**Problem to work on**
Search the entries for the word "content" and report each line that has it.

★ ★ ★

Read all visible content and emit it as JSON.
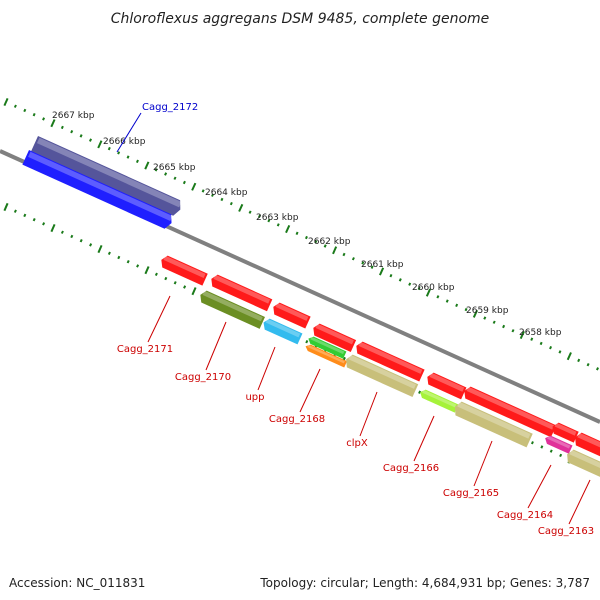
{
  "title": "Chloroflexus aggregans DSM 9485, complete genome",
  "footer": {
    "accession": "Accession: NC_011831",
    "summary": "Topology: circular; Length: 4,684,931 bp; Genes: 3,787"
  },
  "colors": {
    "backbone": "#808080",
    "tick": "#1a7a1a",
    "forward_label": "#0000cc",
    "reverse_label": "#cc0000"
  },
  "ruler_ticks": [
    {
      "label": "2667 kbp"
    },
    {
      "label": "2666 kbp"
    },
    {
      "label": "2665 kbp"
    },
    {
      "label": "2664 kbp"
    },
    {
      "label": "2663 kbp"
    },
    {
      "label": "2662 kbp"
    },
    {
      "label": "2661 kbp"
    },
    {
      "label": "2660 kbp"
    },
    {
      "label": "2659 kbp"
    },
    {
      "label": "2658 kbp"
    }
  ],
  "genes": [
    {
      "id": "Cagg_2172",
      "label": "Cagg_2172",
      "strand": "forward",
      "color": "#55559b"
    },
    {
      "id": "Cagg_2172-cds",
      "label": "",
      "strand": "forward",
      "color": "#1f1fff"
    },
    {
      "id": "Cagg_2171",
      "label": "Cagg_2171",
      "strand": "reverse",
      "color": "#ff1a1a"
    },
    {
      "id": "Cagg_2170",
      "label": "Cagg_2170",
      "strand": "reverse",
      "color": "#ff1a1a"
    },
    {
      "id": "Cagg_2170-cds",
      "label": "",
      "strand": "reverse",
      "color": "#6b8e23"
    },
    {
      "id": "upp",
      "label": "upp",
      "strand": "reverse",
      "color": "#ff1a1a"
    },
    {
      "id": "upp-cds",
      "label": "",
      "strand": "reverse",
      "color": "#33bbee"
    },
    {
      "id": "Cagg_2168",
      "label": "Cagg_2168",
      "strand": "reverse",
      "color": "#ff1a1a"
    },
    {
      "id": "Cagg_2168-cds",
      "label": "",
      "strand": "reverse",
      "color": "#33cc33"
    },
    {
      "id": "Cagg_2168-cds2",
      "label": "",
      "strand": "reverse",
      "color": "#ff8c1a"
    },
    {
      "id": "clpX",
      "label": "clpX",
      "strand": "reverse",
      "color": "#ff1a1a"
    },
    {
      "id": "clpX-cds",
      "label": "",
      "strand": "reverse",
      "color": "#c8bf7a"
    },
    {
      "id": "Cagg_2166",
      "label": "Cagg_2166",
      "strand": "reverse",
      "color": "#ff1a1a"
    },
    {
      "id": "Cagg_2166-cds",
      "label": "",
      "strand": "reverse",
      "color": "#a6f23a"
    },
    {
      "id": "Cagg_2165",
      "label": "Cagg_2165",
      "strand": "reverse",
      "color": "#ff1a1a"
    },
    {
      "id": "Cagg_2165-cds",
      "label": "",
      "strand": "reverse",
      "color": "#c8bf7a"
    },
    {
      "id": "Cagg_2164",
      "label": "Cagg_2164",
      "strand": "reverse",
      "color": "#ff1a1a"
    },
    {
      "id": "Cagg_2164-cds",
      "label": "",
      "strand": "reverse",
      "color": "#e0309a"
    },
    {
      "id": "Cagg_2163",
      "label": "Cagg_2163",
      "strand": "reverse",
      "color": "#ff1a1a"
    },
    {
      "id": "Cagg_2163-cds",
      "label": "",
      "strand": "reverse",
      "color": "#c8bf7a"
    }
  ]
}
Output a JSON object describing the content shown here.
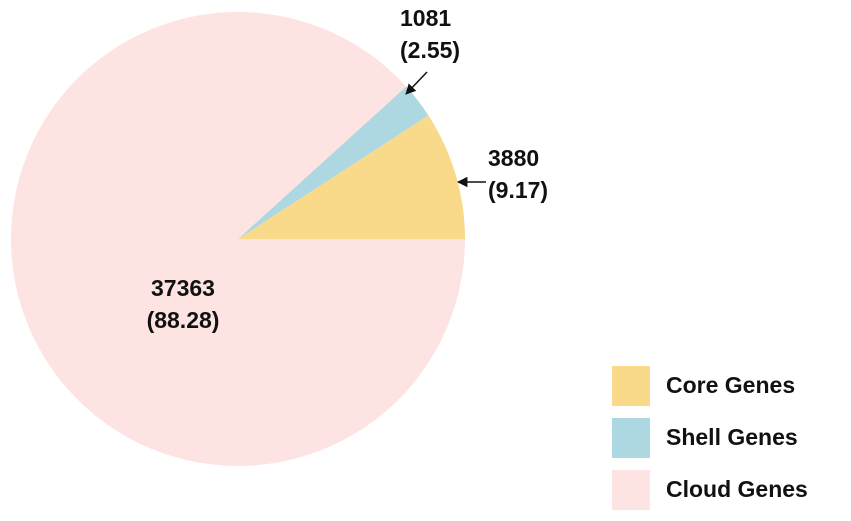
{
  "chart_data": {
    "type": "pie",
    "categories": [
      "Core Genes",
      "Shell Genes",
      "Cloud Genes"
    ],
    "values": [
      3880,
      1081,
      37363
    ],
    "percent_labels": [
      "(9.17)",
      "(2.55)",
      "(88.28)"
    ],
    "colors": [
      "#f9d98a",
      "#aed8e1",
      "#fde3e1"
    ],
    "legend": "bottom-right"
  }
}
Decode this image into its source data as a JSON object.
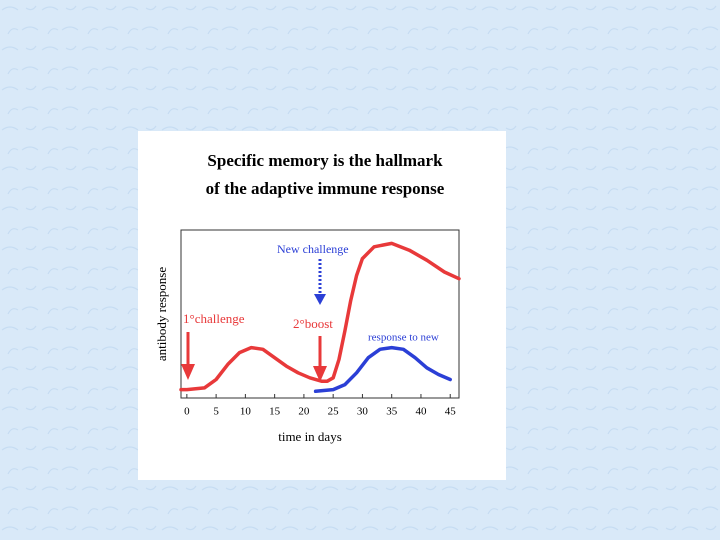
{
  "chart_data": {
    "type": "line",
    "title": [
      "Specific memory is the hallmark",
      "of the adaptive immune response"
    ],
    "xlabel": "time in days",
    "ylabel": "antibody response",
    "xlim": [
      -1,
      46.5
    ],
    "ylim": [
      0,
      100
    ],
    "xticks": [
      0,
      5,
      10,
      15,
      20,
      25,
      30,
      35,
      40,
      45
    ],
    "grid": false,
    "series": [
      {
        "color": "#e8393a",
        "x": [
          -1,
          0,
          3,
          5,
          7,
          9,
          11,
          13,
          15,
          17,
          19,
          21,
          23,
          24,
          25,
          26,
          27,
          28,
          29,
          30,
          32,
          35,
          38,
          41,
          44,
          46.5
        ],
        "values": [
          5,
          5,
          6,
          11,
          20,
          27,
          30,
          29,
          24,
          19,
          15,
          12,
          10,
          10,
          12,
          23,
          40,
          58,
          73,
          83,
          90,
          92,
          88,
          82,
          75,
          71
        ]
      },
      {
        "color": "#2b3fd6",
        "x": [
          22,
          25,
          27,
          29,
          31,
          33,
          35,
          37,
          39,
          41,
          43,
          45
        ],
        "values": [
          4,
          5,
          8,
          15,
          24,
          29,
          30,
          29,
          24,
          18,
          14,
          11
        ]
      }
    ],
    "annotations": [
      "New challenge",
      "1°challenge",
      "2°boost",
      "response to new"
    ]
  }
}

★ ★ ★

**Output for this task**
Read all visible content and emit it as JSON.
Output a JSON object describing the content shown here.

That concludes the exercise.